- Instructions to follow
Return the records exactly as they are.

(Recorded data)
+++

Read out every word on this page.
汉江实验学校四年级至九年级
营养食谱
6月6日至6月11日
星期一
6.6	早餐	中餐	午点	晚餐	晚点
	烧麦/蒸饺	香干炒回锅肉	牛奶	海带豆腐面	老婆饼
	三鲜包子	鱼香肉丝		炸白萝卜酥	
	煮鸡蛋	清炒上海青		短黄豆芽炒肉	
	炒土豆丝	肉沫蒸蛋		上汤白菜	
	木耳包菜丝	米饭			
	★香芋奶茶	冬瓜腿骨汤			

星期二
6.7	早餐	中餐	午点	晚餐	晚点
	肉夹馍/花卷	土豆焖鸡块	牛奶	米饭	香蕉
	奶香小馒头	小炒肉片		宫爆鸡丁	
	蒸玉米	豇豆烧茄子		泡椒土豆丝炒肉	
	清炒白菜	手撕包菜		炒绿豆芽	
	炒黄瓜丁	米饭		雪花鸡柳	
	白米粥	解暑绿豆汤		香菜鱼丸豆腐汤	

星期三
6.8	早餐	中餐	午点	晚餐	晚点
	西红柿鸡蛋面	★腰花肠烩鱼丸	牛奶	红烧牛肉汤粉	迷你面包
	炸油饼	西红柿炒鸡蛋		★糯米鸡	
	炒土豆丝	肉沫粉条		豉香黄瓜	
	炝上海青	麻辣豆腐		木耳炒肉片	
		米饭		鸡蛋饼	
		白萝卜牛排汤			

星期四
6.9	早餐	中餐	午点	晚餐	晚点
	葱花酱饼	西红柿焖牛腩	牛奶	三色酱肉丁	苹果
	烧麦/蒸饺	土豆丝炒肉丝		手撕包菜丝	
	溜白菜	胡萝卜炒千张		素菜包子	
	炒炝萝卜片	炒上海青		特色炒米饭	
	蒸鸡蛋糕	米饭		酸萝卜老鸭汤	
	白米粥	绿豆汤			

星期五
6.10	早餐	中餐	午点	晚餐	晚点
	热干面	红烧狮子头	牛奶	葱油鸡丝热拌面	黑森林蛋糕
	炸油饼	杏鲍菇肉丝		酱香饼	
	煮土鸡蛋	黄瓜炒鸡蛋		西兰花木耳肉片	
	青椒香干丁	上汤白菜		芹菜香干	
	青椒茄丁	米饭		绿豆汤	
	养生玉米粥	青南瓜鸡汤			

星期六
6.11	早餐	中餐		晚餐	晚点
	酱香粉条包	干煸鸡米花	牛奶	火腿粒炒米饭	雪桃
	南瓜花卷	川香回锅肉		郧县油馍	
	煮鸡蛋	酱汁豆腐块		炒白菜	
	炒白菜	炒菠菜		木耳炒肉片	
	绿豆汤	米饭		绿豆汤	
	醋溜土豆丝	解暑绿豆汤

+++

- Written response
Read out every word on this page.
汉江实验学校四年级至九年级
营养食谱
6月6日至6月11日
星期一
6.6	早餐	中餐	午点	晚餐	晚点
	烧麦/蒸饺	香干炒回锅肉	牛奶	海带豆腐面	老婆饼
	三鲜包子	鱼香肉丝		炸白萝卜酥	
	煮鸡蛋	清炒上海青		短黄豆芽炒肉	
	炒土豆丝	肉沫蒸蛋		上汤白菜	
	木耳包菜丝	米饭			
	★香芋奶茶	冬瓜腿骨汤			

星期二
6.7	早餐	中餐	午点	晚餐	晚点
	肉夹馍/花卷	土豆焖鸡块	牛奶	米饭	香蕉
	奶香小馒头	小炒肉片		宫爆鸡丁	
	蒸玉米	豇豆烧茄子		泡椒土豆丝炒肉	
	清炒白菜	手撕包菜		炒绿豆芽	
	炒黄瓜丁	米饭		雪花鸡柳	
	白米粥	解暑绿豆汤		香菜鱼丸豆腐汤	

星期三
6.8	早餐	中餐	午点	晚餐	晚点
	西红柿鸡蛋面	★腰花肠烩鱼丸	牛奶	红烧牛肉汤粉	迷你面包
	炸油饼	西红柿炒鸡蛋		★糯米鸡	
	炒土豆丝	肉沫粉条		豉香黄瓜	
	炝上海青	麻辣豆腐		木耳炒肉片	
		米饭		鸡蛋饼	
		白萝卜牛排汤			

星期四
6.9	早餐	中餐	午点	晚餐	晚点
	葱花酱饼	西红柿焖牛腩	牛奶	三色酱肉丁	苹果
	烧麦/蒸饺	土豆丝炒肉丝		手撕包菜丝	
	溜白菜	胡萝卜炒千张		素菜包子	
	炒炝萝卜片	炒上海青		特色炒米饭	
	蒸鸡蛋糕	米饭		酸萝卜老鸭汤	
	白米粥	绿豆汤			

星期五
6.10	早餐	中餐	午点	晚餐	晚点
	热干面	红烧狮子头	牛奶	葱油鸡丝热拌面	黑森林蛋糕
	炸油饼	杏鲍菇肉丝		酱香饼	
	煮土鸡蛋	黄瓜炒鸡蛋		西兰花木耳肉片	
	青椒香干丁	上汤白菜		芹菜香干	
	青椒茄丁	米饭		绿豆汤	
	养生玉米粥	青南瓜鸡汤			

星期六
6.11	早餐	中餐		晚餐	晚点
	酱香粉条包	干煸鸡米花	牛奶	火腿粒炒米饭	雪桃
	南瓜花卷	川香回锅肉		郧县油馍	
	煮鸡蛋	酱汁豆腐块		炒白菜	
	炒白菜	炒菠菜		木耳炒肉片	
	绿豆汤	米饭		绿豆汤	
	醋溜土豆丝	解暑绿豆汤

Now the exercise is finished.